PASSAGE SHOWN ::

** begin **

Hardware Considerations

Use reliable hardware

The hardware chosen to perform the indexing, especially if indexing large amounts of files, should be stable and reliable. As indexing 100's of Gigabytes of data can easily take a number of days, you do not want to risk losing any progress made due to a hardware fault or power failure.

Ideally a burn-in test should be carried out on the designated hardware prior to starting the Indexing. Tools like PassMark BurnInTest (a product from our parent company) could be used for this. If the indexing machine is located in an unreliable area with intermittent power failures, then you should definitely consider using an alternative backup power supply.

Use High End hardware if possible

Apart from the hardware being stable and reliable, it should also be relatively new and high performing. The faster the hardware used to index the files the less time will be required to perform the full index. The important elements in order are:

Spider Mode Offline mode
Fast stable network connection Fast internal hard disks. Preferably 2 or more. Read speed is more critical that write.
Lots of RAM (at least 2GB + 1GB per 1 million files indexed) Fast CPU Dual or quad core preferred. But more than 4 cores doesn't add much benefit.
Fast CPU Dual or quad core preferred. But more than 4 cores doesn't add much benefit Lots of RAM. (at least 2GB + 512MB per 1 million files indexed)
Disk is not so critical Network connection is not critical

It should be noted that Zoom will not proceed with indexing if it estimates that you need over 135% of the Total amount of RAM (note that this is not just available RAM, but the total RAM you have installed) on your computer. If you get this type of warning you will either need to install more RAM or run the indexing from a different machine with a greater amount of RAM.

Index one site at a time when using an unreliable connection

When trying to index a number of sites over an unreliable connection, it is safer to index one domain at a time using Zoom's incremental indexing tool ("Index"->"Incremental indexing "->"Add start points or domains to existing index"), making sure to backup the index files after the successful indexing of each domain.

Configuring Zoom

Use the CGI option in Zoom

If your dataset is considerably large and consists of over 65,000 files, you will need to set the platform to CGI in Zoom. The CGI version can support sites containing a million pages or more (depending on the content). The more RAM the indexing machine has, the greater the number of files supported.

The CGI version also provides high-performance support for very large sites. It is a binary application so it does not have any of the overhead issues of scripting languages such as PHP or ASP.

Use multiple threads

When using the spidering mode to index large sites, you should set the field "Multiple threads" (under "Configure"->"Spider options") to at least 2. This option tells Zoom to use multiple dedicated threads for downloading files, which will greatly increase the speed of the indexing. This option essentially allows Zoom to download multiple files in the background whilst indexing at the same time. The optimal setting depends on network bandwidth and latency, the speed of the site being indexed, and how much load you want to put on the site being indexed. Note that if you are indexing a site you don't own, then it is considered polite not to load the server too heavily (you can use "Spider throttling" to ensure this).

** end **

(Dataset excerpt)
** begin **

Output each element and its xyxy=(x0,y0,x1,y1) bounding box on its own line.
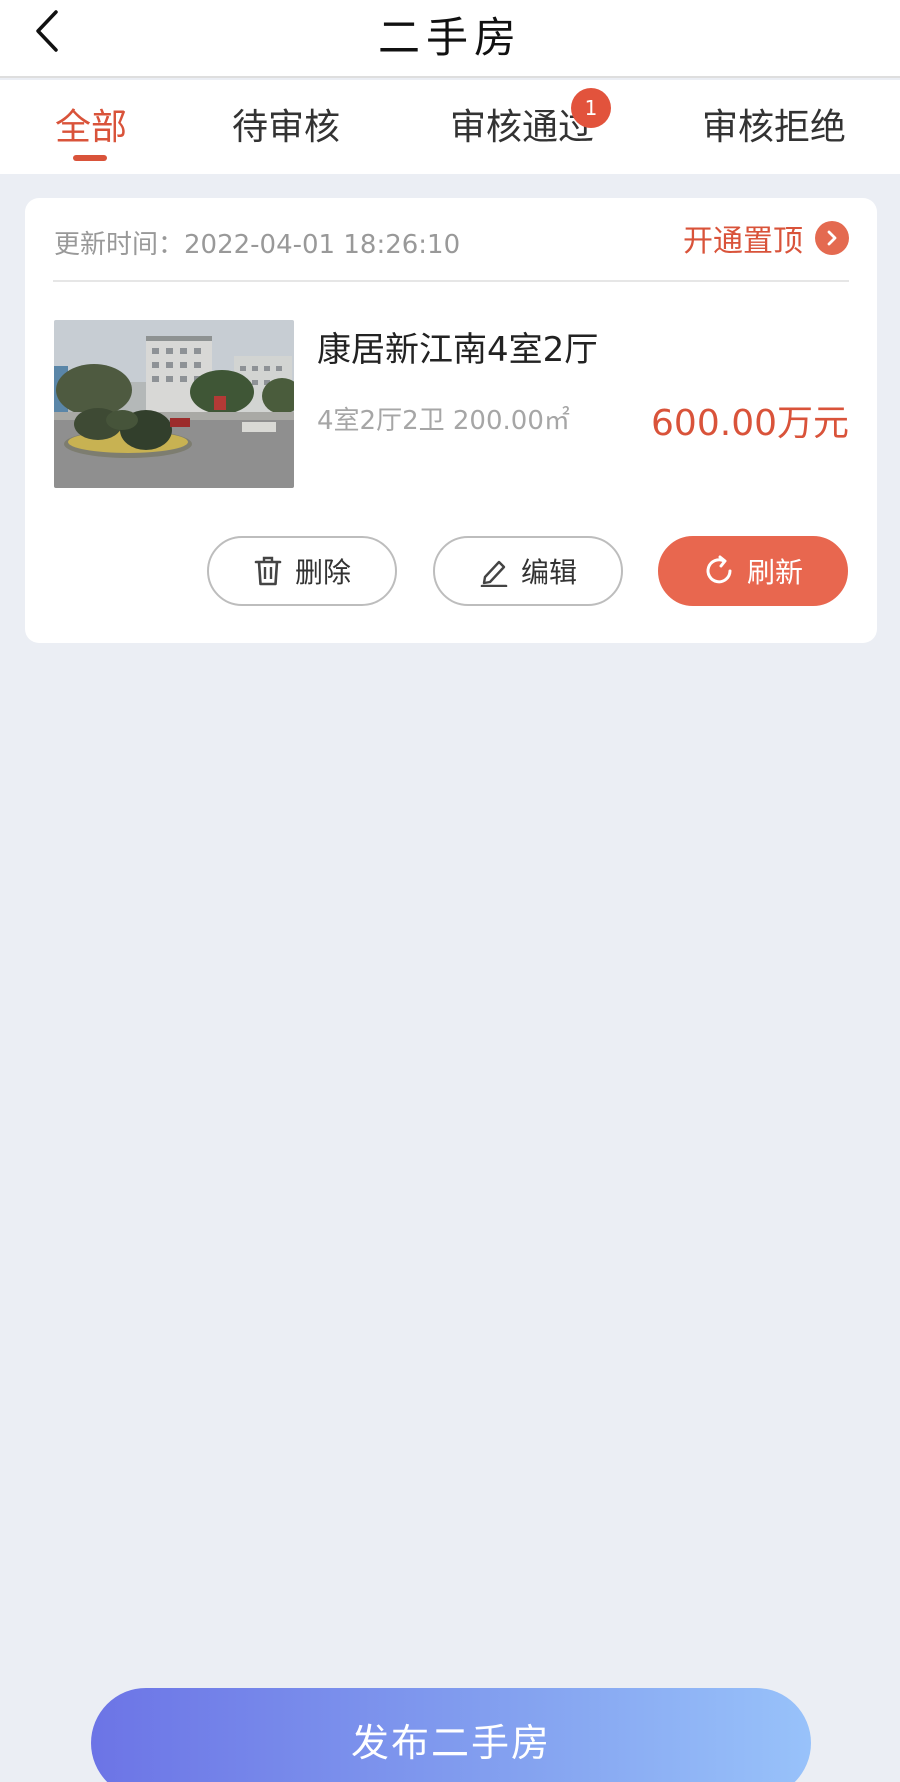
promote-label: 开通置顶 xyxy=(683,224,803,259)
publish-listing-button[interactable]: 发布二手房 xyxy=(91,1688,811,1782)
listing-title[interactable]: 康居新江南4室2厅 xyxy=(317,322,598,371)
listing-specs: 4室2厅2卫 200.00㎡ xyxy=(317,406,570,436)
active-tab-indicator xyxy=(73,155,107,161)
listing-photo[interactable] xyxy=(54,320,294,488)
tab-all[interactable]: 全部 xyxy=(55,98,127,150)
card-divider xyxy=(53,280,849,282)
page-title: 二手房 xyxy=(377,13,522,62)
listing-card[interactable]: 更新时间：2022-04-01 18:26:10 开通置顶 康居新江南4室2厅 … xyxy=(25,198,877,643)
edit-button-label: 编辑 xyxy=(520,556,577,589)
edit-button[interactable]: 编辑 xyxy=(433,536,623,606)
refresh-button[interactable]: 刷新 xyxy=(658,536,848,606)
promote-to-top-link[interactable]: 开通置顶 xyxy=(683,220,849,259)
nav-bar: 二手房 xyxy=(0,0,900,78)
tab-rejected[interactable]: 审核拒绝 xyxy=(702,98,846,150)
listing-price: 600.00万元 xyxy=(651,403,849,444)
status-tabs: 全部 待审核 审核通过 审核拒绝 xyxy=(0,80,900,174)
trash-icon xyxy=(253,555,283,587)
update-time: 更新时间：2022-04-01 18:26:10 xyxy=(54,230,461,260)
refresh-button-label: 刷新 xyxy=(746,556,803,589)
tab-pending-review[interactable]: 待审核 xyxy=(232,98,340,150)
approved-count-badge: 1 xyxy=(571,88,611,128)
pencil-icon xyxy=(479,555,509,587)
refresh-icon xyxy=(703,555,735,587)
chevron-right-circle-icon xyxy=(815,221,849,255)
delete-button[interactable]: 删除 xyxy=(207,536,397,606)
delete-button-label: 删除 xyxy=(294,556,351,589)
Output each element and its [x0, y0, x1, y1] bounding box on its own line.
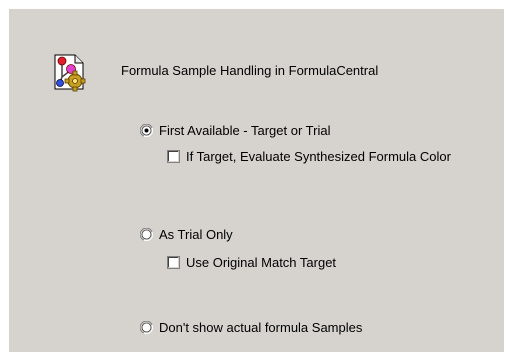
checkbox-label-use-original-match-target[interactable]: Use Original Match Target [186, 254, 336, 271]
radio-as-trial-only[interactable] [140, 228, 153, 241]
formula-molecule-gear-icon [54, 54, 86, 92]
radio-label-as-trial-only[interactable]: As Trial Only [159, 226, 233, 243]
radio-label-dont-show-samples[interactable]: Don't show actual formula Samples [159, 319, 362, 336]
radio-label-first-available[interactable]: First Available - Target or Trial [159, 122, 330, 139]
header-title: Formula Sample Handling in FormulaCentra… [121, 63, 379, 78]
checkbox-use-original-match-target[interactable] [167, 256, 180, 269]
checkbox-label-evaluate-synthesized-color[interactable]: If Target, Evaluate Synthesized Formula … [186, 148, 486, 165]
radio-dont-show-samples[interactable] [140, 321, 153, 334]
checkbox-evaluate-synthesized-color[interactable] [167, 150, 180, 163]
radio-first-available[interactable] [140, 124, 153, 137]
options-panel: Formula Sample Handling in FormulaCentra… [9, 9, 504, 352]
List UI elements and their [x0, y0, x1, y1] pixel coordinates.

** end **

WORK TO COMPLETE ::
Echo the passage on indexing large sites with Zoom word for word, from "Apart from the" up to and including "critical that write.". The listing isn't needed for this work.

RESULT OF THIS TASK ::
Apart from the hardware being stable and reliable, it should also be relatively new and high performing. The faster the hardware used to index the files the less time will be required to perform the full index. The important elements in order are:

Spider Mode Offline mode
Fast stable network connection Fast internal hard disks. Preferably 2 or more. Read speed is more critical that write.